Dataset records
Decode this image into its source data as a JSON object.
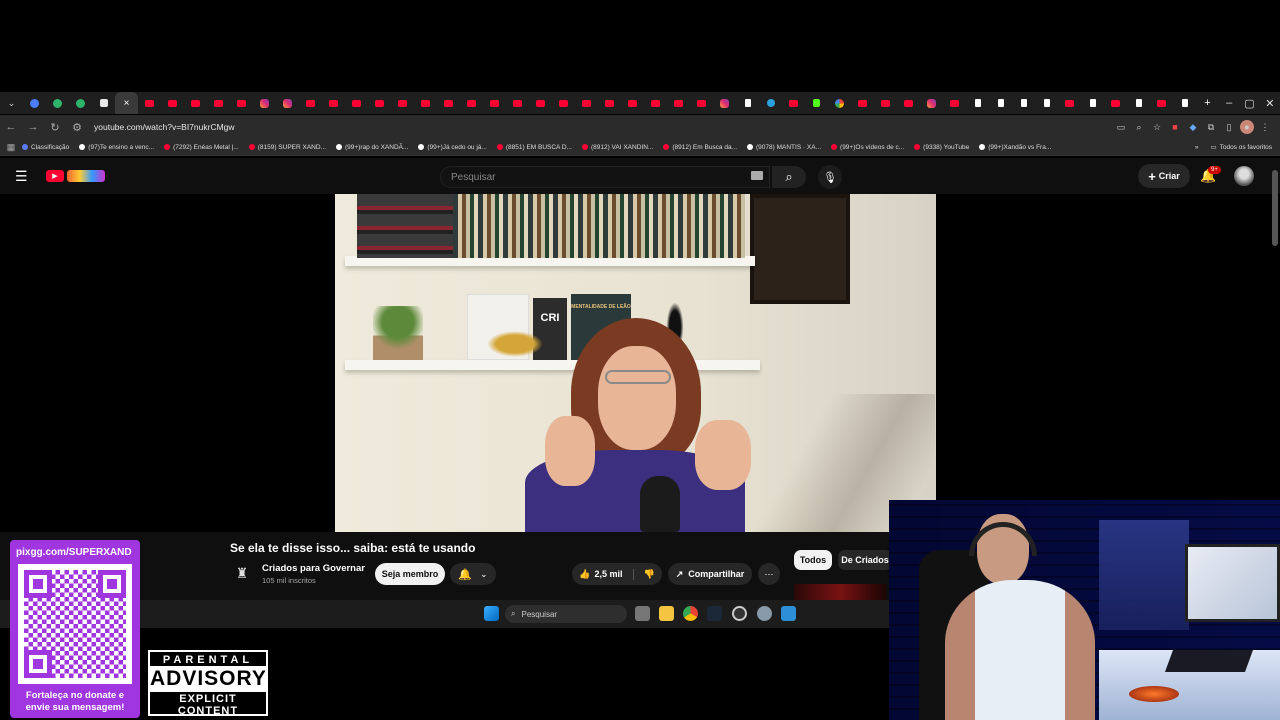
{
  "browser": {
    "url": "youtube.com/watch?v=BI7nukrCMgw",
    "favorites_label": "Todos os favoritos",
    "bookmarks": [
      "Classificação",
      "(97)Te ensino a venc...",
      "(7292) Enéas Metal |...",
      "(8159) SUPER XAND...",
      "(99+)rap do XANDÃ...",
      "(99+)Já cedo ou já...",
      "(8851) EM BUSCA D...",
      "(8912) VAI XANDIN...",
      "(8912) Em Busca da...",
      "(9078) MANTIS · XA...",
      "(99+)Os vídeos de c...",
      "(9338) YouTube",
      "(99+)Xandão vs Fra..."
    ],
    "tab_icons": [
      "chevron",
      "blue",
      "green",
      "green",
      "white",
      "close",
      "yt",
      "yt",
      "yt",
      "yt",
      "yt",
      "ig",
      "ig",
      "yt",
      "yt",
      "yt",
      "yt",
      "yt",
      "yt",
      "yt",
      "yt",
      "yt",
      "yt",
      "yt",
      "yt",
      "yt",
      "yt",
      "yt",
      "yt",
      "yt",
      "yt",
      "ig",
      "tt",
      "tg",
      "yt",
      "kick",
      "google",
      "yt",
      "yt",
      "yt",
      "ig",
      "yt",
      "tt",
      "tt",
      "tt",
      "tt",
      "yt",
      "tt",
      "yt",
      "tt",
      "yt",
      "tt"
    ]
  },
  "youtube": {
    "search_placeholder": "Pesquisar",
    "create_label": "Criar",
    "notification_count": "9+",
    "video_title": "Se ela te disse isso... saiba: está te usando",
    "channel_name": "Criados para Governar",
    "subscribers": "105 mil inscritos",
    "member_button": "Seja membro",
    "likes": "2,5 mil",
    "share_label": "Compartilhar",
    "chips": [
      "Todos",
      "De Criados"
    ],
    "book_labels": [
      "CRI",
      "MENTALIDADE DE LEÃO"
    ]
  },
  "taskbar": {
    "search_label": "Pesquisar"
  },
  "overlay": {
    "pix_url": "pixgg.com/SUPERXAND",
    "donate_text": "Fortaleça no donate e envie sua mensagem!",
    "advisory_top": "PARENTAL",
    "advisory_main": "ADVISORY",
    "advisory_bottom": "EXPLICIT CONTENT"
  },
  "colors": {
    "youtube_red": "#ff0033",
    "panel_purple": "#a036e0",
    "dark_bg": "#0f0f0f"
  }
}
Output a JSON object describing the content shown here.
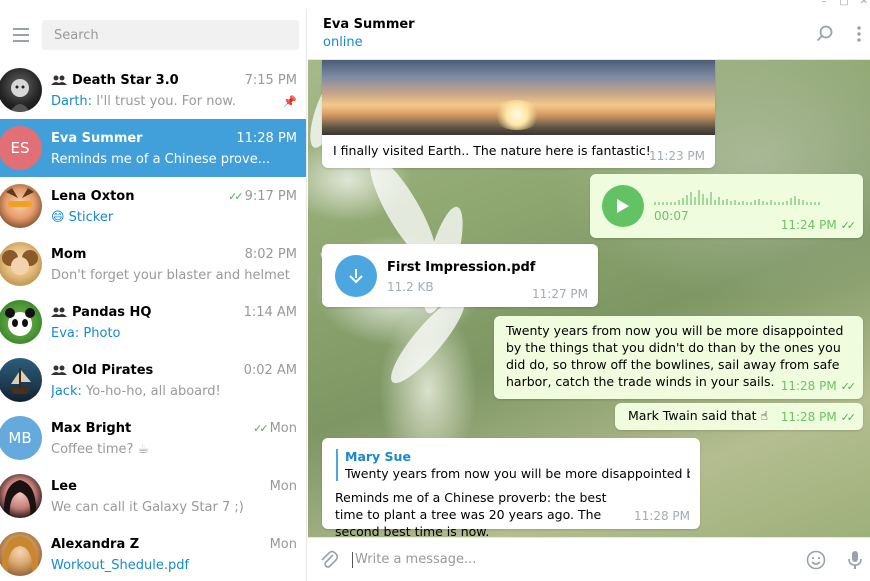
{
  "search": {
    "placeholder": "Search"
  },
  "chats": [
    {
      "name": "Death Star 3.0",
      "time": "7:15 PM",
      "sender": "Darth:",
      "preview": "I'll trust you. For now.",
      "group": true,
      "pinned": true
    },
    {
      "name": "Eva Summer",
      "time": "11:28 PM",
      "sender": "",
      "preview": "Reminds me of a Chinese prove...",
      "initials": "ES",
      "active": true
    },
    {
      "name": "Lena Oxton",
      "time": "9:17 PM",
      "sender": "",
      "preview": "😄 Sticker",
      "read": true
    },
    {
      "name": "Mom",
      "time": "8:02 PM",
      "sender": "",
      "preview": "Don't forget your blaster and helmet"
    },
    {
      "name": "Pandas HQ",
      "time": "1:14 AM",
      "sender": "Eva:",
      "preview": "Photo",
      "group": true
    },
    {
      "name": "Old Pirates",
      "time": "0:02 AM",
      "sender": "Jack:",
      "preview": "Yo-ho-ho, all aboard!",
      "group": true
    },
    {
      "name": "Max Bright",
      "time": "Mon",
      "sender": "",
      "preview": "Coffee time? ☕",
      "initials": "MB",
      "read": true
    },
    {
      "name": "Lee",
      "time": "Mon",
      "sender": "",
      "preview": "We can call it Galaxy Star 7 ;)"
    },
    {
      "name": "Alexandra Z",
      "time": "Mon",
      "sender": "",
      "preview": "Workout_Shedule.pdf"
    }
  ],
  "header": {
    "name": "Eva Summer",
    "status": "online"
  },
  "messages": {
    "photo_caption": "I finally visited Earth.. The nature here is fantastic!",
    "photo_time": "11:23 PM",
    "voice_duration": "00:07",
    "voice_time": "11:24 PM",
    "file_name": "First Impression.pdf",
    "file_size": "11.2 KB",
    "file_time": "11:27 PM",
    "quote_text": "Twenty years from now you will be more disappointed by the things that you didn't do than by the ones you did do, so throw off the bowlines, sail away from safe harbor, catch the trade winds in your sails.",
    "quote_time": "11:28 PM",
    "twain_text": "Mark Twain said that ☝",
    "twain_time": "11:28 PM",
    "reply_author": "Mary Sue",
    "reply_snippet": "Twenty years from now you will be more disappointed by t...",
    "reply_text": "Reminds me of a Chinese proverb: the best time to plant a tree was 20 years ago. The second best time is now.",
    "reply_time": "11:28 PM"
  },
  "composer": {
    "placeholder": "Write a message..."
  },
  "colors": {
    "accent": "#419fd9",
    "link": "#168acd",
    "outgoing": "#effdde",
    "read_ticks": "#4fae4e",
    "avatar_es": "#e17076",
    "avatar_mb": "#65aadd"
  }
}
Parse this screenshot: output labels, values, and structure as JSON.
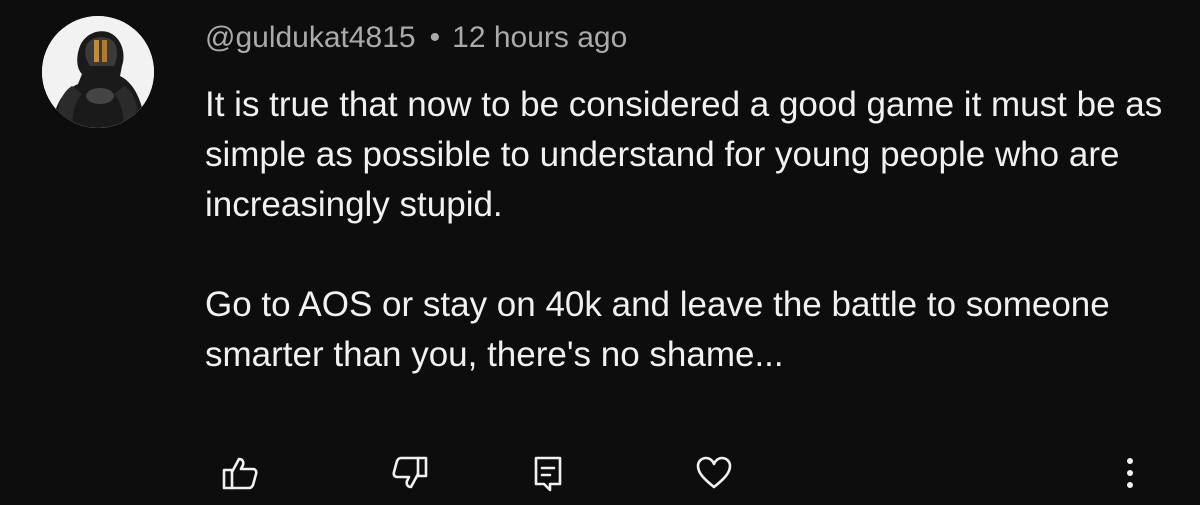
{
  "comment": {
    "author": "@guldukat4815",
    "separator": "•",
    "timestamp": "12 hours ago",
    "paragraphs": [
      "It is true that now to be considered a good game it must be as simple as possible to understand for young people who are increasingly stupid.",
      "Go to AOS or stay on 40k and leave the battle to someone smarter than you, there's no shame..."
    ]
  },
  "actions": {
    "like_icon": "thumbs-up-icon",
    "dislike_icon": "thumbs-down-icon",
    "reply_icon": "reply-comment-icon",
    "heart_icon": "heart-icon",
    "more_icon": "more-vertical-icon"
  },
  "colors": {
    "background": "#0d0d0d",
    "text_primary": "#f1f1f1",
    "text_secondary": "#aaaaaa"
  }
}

WHAT THE EXERCISE ASKS: Copy the listing word for word, excluding its pictures.

OUTPUT BELOW:
Decode this image into its source data as a JSON object.
{
  "browser": {
    "url": "youtube.com/watch?v=BI7nukrCMgw",
    "favorites_label": "Todos os favoritos",
    "bookmarks": [
      "Classificação",
      "(97)Te ensino a venc...",
      "(7292) Enéas Metal |...",
      "(8159) SUPER XAND...",
      "(99+)rap do XANDÃ...",
      "(99+)Já cedo ou já...",
      "(8851) EM BUSCA D...",
      "(8912) VAI XANDIN...",
      "(8912) Em Busca da...",
      "(9078) MANTIS · XA...",
      "(99+)Os vídeos de c...",
      "(9338) YouTube",
      "(99+)Xandão vs Fra..."
    ],
    "tab_icons": [
      "chevron",
      "blue",
      "green",
      "green",
      "white",
      "close",
      "yt",
      "yt",
      "yt",
      "yt",
      "yt",
      "ig",
      "ig",
      "yt",
      "yt",
      "yt",
      "yt",
      "yt",
      "yt",
      "yt",
      "yt",
      "yt",
      "yt",
      "yt",
      "yt",
      "yt",
      "yt",
      "yt",
      "yt",
      "yt",
      "yt",
      "ig",
      "tt",
      "tg",
      "yt",
      "kick",
      "google",
      "yt",
      "yt",
      "yt",
      "ig",
      "yt",
      "tt",
      "tt",
      "tt",
      "tt",
      "yt",
      "tt",
      "yt",
      "tt",
      "yt",
      "tt"
    ]
  },
  "youtube": {
    "search_placeholder": "Pesquisar",
    "create_label": "Criar",
    "notification_count": "9+",
    "video_title": "Se ela te disse isso... saiba: está te usando",
    "channel_name": "Criados para Governar",
    "subscribers": "105 mil inscritos",
    "member_button": "Seja membro",
    "likes": "2,5 mil",
    "share_label": "Compartilhar",
    "chips": [
      "Todos",
      "De Criados"
    ],
    "book_labels": [
      "CRI",
      "MENTALIDADE DE LEÃO"
    ]
  },
  "taskbar": {
    "search_label": "Pesquisar"
  },
  "overlay": {
    "pix_url": "pixgg.com/SUPERXAND",
    "donate_text": "Fortaleça no donate e envie sua mensagem!",
    "advisory_top": "PARENTAL",
    "advisory_main": "ADVISORY",
    "advisory_bottom": "EXPLICIT CONTENT"
  },
  "colors": {
    "youtube_red": "#ff0033",
    "panel_purple": "#a036e0",
    "dark_bg": "#0f0f0f"
  }
}
Output a JSON object describing the content shown here.
{
  "search": {
    "placeholder": "Search"
  },
  "chats": [
    {
      "name": "Death Star 3.0",
      "time": "7:15 PM",
      "sender": "Darth:",
      "preview": "I'll trust you. For now.",
      "group": true,
      "pinned": true
    },
    {
      "name": "Eva Summer",
      "time": "11:28 PM",
      "sender": "",
      "preview": "Reminds me of a Chinese prove...",
      "initials": "ES",
      "active": true
    },
    {
      "name": "Lena Oxton",
      "time": "9:17 PM",
      "sender": "",
      "preview": "😄 Sticker",
      "read": true
    },
    {
      "name": "Mom",
      "time": "8:02 PM",
      "sender": "",
      "preview": "Don't forget your blaster and helmet"
    },
    {
      "name": "Pandas HQ",
      "time": "1:14 AM",
      "sender": "Eva:",
      "preview": "Photo",
      "group": true
    },
    {
      "name": "Old Pirates",
      "time": "0:02 AM",
      "sender": "Jack:",
      "preview": "Yo-ho-ho, all aboard!",
      "group": true
    },
    {
      "name": "Max Bright",
      "time": "Mon",
      "sender": "",
      "preview": "Coffee time? ☕",
      "initials": "MB",
      "read": true
    },
    {
      "name": "Lee",
      "time": "Mon",
      "sender": "",
      "preview": "We can call it Galaxy Star 7 ;)"
    },
    {
      "name": "Alexandra Z",
      "time": "Mon",
      "sender": "",
      "preview": "Workout_Shedule.pdf"
    }
  ],
  "header": {
    "name": "Eva Summer",
    "status": "online"
  },
  "messages": {
    "photo_caption": "I finally visited Earth.. The nature here is fantastic!",
    "photo_time": "11:23 PM",
    "voice_duration": "00:07",
    "voice_time": "11:24 PM",
    "file_name": "First Impression.pdf",
    "file_size": "11.2 KB",
    "file_time": "11:27 PM",
    "quote_text": "Twenty years from now you will be more disappointed by the things that you didn't do than by the ones you did do, so throw off the bowlines, sail away from safe harbor, catch the trade winds in your sails.",
    "quote_time": "11:28 PM",
    "twain_text": "Mark Twain said that ☝",
    "twain_time": "11:28 PM",
    "reply_author": "Mary Sue",
    "reply_snippet": "Twenty years from now you will be more disappointed by t...",
    "reply_text": "Reminds me of a Chinese proverb: the best time to plant a tree was 20 years ago. The second best time is now.",
    "reply_time": "11:28 PM"
  },
  "composer": {
    "placeholder": "Write a message..."
  },
  "colors": {
    "accent": "#419fd9",
    "link": "#168acd",
    "outgoing": "#effdde",
    "read_ticks": "#4fae4e",
    "avatar_es": "#e17076",
    "avatar_mb": "#65aadd"
  }
}
Parse this screenshot: output labels, values, and structure as JSON.
{
  "comment": {
    "author": "@guldukat4815",
    "separator": "•",
    "timestamp": "12 hours ago",
    "paragraphs": [
      "It is true that now to be considered a good game it must be as simple as possible to understand for young people who are increasingly stupid.",
      "Go to AOS or stay on 40k and leave the battle to someone smarter than you, there's no shame..."
    ]
  },
  "actions": {
    "like_icon": "thumbs-up-icon",
    "dislike_icon": "thumbs-down-icon",
    "reply_icon": "reply-comment-icon",
    "heart_icon": "heart-icon",
    "more_icon": "more-vertical-icon"
  },
  "colors": {
    "background": "#0d0d0d",
    "text_primary": "#f1f1f1",
    "text_secondary": "#aaaaaa"
  }
}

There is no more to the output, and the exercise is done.